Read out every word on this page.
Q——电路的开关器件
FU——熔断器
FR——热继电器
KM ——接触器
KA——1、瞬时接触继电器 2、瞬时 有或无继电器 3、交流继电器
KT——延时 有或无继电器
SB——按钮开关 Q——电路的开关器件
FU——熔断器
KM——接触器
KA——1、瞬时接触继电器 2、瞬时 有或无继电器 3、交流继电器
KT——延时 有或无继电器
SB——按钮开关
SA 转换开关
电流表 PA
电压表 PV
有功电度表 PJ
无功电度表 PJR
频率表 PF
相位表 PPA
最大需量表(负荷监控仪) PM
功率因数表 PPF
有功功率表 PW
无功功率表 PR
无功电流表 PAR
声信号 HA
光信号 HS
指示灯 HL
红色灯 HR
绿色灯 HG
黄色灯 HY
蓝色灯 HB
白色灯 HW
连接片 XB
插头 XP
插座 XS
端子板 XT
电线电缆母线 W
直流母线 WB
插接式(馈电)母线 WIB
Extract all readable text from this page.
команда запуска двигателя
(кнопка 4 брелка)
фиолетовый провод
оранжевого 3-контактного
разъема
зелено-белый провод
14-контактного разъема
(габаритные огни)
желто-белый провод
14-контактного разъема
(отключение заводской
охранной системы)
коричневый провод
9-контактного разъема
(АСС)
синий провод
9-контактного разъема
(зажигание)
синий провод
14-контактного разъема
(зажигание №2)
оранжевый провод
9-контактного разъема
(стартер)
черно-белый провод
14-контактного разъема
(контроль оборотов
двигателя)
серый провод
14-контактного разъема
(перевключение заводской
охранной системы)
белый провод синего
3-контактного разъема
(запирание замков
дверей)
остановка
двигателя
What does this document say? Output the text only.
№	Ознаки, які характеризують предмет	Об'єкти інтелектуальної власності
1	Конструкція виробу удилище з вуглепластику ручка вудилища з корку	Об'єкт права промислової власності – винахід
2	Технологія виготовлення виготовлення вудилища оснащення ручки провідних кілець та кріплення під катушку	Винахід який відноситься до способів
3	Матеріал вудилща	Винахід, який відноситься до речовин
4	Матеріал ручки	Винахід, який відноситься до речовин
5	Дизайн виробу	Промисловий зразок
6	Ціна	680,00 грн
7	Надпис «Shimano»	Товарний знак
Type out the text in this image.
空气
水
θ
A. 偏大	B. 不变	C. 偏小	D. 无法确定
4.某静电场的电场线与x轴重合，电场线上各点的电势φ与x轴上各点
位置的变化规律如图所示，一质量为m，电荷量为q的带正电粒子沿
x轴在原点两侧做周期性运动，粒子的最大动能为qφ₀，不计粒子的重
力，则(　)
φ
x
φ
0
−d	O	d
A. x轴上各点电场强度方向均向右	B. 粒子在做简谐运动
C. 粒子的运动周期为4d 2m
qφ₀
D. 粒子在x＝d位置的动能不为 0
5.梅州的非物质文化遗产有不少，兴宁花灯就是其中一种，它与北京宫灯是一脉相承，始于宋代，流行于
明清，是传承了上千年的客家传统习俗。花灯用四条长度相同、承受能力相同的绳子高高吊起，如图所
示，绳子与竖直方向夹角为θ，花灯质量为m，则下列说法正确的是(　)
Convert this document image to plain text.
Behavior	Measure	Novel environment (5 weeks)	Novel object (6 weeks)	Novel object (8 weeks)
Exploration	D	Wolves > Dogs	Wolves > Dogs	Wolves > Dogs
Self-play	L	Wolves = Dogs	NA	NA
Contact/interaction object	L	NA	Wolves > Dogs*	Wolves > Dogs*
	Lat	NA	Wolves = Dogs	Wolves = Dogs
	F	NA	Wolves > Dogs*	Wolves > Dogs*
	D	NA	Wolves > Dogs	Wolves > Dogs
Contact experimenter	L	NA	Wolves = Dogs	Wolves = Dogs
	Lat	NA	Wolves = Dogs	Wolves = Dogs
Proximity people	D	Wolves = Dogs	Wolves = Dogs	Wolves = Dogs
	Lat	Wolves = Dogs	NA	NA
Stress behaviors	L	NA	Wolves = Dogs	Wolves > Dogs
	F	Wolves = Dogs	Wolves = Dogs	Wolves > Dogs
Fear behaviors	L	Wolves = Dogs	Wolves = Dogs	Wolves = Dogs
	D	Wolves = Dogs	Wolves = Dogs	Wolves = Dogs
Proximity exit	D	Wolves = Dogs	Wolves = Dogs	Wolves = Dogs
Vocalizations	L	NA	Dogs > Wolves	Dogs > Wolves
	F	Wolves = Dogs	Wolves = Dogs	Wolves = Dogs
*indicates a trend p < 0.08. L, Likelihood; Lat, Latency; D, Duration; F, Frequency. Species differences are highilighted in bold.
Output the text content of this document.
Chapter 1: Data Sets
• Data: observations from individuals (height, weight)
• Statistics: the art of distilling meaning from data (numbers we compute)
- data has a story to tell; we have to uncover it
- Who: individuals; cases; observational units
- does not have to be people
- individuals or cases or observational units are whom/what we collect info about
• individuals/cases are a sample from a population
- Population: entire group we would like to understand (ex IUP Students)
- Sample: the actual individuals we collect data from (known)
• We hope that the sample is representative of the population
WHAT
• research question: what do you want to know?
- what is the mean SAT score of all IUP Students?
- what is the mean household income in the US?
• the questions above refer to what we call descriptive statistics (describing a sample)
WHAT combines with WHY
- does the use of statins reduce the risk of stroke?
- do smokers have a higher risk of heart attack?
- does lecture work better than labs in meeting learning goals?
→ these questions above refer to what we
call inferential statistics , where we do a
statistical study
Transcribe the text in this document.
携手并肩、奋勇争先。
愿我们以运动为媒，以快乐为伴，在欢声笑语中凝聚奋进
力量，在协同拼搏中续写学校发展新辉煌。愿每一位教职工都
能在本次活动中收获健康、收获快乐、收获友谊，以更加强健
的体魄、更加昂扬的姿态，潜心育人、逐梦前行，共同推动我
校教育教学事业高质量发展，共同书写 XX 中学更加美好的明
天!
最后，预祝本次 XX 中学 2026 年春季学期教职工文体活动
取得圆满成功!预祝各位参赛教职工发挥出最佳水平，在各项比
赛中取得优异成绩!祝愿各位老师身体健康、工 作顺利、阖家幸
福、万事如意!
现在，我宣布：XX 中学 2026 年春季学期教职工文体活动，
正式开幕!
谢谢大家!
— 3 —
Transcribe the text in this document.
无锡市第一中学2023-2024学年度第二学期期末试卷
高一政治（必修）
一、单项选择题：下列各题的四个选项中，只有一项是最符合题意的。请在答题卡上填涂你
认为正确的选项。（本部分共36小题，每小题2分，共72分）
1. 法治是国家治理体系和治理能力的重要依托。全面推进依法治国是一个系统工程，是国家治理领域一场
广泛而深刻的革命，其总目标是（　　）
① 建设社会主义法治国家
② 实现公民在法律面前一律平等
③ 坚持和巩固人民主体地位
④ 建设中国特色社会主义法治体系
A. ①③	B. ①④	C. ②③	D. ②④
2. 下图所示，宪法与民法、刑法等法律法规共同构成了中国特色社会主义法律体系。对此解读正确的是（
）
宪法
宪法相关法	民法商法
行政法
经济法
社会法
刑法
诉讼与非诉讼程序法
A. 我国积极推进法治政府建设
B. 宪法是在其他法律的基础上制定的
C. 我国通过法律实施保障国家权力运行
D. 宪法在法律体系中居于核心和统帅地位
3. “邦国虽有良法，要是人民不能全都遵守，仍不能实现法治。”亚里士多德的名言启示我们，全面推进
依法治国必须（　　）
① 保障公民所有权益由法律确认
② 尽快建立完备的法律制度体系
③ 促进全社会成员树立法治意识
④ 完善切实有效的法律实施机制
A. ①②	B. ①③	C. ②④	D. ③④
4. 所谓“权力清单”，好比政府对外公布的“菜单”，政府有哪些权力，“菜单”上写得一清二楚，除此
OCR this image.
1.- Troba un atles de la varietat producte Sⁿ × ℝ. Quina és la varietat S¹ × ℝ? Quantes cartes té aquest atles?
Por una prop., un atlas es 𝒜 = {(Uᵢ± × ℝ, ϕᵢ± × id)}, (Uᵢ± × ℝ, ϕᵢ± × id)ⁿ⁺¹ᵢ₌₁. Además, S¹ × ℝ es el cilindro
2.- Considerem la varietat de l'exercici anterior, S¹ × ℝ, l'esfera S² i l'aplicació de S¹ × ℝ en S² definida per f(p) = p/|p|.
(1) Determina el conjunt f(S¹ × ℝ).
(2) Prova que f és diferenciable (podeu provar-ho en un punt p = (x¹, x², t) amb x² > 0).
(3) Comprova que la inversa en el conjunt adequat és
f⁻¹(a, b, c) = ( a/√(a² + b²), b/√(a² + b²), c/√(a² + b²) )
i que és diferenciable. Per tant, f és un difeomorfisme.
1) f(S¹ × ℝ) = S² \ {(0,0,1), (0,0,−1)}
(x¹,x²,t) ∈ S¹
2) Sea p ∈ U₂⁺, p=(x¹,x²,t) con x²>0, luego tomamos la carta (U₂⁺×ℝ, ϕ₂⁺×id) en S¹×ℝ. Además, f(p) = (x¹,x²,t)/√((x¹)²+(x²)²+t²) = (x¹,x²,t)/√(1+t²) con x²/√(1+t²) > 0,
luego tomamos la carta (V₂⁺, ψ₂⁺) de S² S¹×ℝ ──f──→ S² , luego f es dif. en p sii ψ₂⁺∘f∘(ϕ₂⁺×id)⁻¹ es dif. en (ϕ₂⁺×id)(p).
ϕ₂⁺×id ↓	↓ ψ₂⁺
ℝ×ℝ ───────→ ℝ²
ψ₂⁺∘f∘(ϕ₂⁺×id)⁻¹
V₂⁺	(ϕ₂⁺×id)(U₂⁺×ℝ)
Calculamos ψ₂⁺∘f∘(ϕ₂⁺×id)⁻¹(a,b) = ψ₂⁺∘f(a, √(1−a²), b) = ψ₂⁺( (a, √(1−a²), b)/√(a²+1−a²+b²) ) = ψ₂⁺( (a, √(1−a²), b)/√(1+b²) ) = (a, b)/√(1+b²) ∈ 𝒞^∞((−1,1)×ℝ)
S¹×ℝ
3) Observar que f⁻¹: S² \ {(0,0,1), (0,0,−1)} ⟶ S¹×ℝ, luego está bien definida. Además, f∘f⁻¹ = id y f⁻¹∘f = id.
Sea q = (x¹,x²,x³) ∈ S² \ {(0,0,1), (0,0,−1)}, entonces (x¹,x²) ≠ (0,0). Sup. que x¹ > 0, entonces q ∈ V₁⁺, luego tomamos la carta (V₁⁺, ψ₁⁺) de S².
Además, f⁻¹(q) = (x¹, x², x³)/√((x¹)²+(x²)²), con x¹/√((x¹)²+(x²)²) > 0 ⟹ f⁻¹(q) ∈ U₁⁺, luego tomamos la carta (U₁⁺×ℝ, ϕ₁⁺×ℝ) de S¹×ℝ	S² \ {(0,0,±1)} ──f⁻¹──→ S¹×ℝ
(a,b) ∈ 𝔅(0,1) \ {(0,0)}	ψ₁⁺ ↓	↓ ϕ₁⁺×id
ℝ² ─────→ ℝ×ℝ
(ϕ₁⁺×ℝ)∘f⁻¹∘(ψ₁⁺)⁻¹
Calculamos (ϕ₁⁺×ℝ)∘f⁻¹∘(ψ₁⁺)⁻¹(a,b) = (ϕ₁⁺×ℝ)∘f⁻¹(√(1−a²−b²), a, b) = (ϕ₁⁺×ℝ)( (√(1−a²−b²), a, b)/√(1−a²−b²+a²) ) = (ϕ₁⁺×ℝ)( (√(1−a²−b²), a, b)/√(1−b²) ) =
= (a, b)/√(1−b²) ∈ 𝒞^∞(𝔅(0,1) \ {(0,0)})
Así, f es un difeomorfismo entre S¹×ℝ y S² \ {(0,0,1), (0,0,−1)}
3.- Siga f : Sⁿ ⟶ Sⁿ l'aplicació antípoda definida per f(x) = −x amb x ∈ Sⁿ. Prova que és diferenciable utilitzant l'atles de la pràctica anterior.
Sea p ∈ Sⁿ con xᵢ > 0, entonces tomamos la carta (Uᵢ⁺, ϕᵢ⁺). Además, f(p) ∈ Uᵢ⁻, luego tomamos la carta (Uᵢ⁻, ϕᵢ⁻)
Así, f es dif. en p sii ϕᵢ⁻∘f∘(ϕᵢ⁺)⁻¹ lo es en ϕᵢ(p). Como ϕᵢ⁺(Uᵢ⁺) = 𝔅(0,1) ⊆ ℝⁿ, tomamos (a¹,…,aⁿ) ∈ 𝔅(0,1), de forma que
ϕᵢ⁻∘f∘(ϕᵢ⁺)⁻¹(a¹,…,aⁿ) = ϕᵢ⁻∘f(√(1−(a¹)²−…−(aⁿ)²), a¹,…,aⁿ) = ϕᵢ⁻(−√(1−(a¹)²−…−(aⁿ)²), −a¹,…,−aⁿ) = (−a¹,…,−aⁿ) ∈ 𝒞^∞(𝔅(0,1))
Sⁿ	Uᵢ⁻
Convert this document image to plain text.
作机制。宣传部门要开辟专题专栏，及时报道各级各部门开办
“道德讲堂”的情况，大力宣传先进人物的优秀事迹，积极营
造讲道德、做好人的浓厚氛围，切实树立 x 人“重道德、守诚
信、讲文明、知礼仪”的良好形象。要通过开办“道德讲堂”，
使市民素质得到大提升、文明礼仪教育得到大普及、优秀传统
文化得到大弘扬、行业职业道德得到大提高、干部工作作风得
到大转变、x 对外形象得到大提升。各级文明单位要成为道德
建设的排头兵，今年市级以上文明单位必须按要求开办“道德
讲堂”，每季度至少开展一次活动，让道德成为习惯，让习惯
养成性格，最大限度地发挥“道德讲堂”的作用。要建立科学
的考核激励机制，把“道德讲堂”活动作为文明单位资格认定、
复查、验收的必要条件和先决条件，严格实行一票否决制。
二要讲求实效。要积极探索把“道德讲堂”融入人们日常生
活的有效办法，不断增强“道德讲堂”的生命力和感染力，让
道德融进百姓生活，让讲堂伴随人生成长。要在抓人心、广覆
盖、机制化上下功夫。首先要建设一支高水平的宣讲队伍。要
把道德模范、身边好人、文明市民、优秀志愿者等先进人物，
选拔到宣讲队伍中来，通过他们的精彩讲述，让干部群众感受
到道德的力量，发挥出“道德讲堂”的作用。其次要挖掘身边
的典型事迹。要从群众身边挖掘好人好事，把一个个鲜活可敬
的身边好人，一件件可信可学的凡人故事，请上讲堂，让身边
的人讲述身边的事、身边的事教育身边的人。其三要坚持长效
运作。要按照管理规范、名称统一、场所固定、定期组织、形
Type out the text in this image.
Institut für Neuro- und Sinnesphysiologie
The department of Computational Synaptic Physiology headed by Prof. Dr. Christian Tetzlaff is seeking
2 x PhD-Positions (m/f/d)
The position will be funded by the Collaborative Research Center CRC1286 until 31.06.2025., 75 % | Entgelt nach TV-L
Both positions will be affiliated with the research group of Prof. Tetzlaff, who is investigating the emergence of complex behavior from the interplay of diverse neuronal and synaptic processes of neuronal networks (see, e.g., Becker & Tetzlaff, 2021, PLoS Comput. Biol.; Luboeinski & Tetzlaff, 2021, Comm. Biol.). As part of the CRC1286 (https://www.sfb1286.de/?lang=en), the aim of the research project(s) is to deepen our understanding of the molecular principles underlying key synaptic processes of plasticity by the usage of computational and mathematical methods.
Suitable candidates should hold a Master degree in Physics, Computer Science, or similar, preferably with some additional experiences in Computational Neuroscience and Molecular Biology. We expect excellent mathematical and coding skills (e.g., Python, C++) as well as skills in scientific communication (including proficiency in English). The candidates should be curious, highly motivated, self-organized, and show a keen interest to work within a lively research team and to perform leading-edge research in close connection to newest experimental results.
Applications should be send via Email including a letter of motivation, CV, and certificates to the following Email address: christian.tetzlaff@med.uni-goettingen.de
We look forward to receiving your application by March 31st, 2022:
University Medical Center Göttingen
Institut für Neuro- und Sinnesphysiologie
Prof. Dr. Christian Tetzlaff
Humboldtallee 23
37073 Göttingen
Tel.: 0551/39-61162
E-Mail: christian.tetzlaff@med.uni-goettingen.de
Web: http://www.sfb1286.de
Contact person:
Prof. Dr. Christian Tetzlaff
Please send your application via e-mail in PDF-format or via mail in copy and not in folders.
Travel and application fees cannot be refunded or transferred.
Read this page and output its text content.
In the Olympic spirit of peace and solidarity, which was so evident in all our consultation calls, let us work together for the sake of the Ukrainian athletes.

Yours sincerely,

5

▶ **WHAT IS BEING ASKED**
Using the entries above, return each line that includes the word "Матеріал".

▶ **ANSWER TO THE TASK**
3	Матеріал вудилща	Винахід, який відноситься до речовин
4	Матеріал ручки	Винахід, який відноситься до речовин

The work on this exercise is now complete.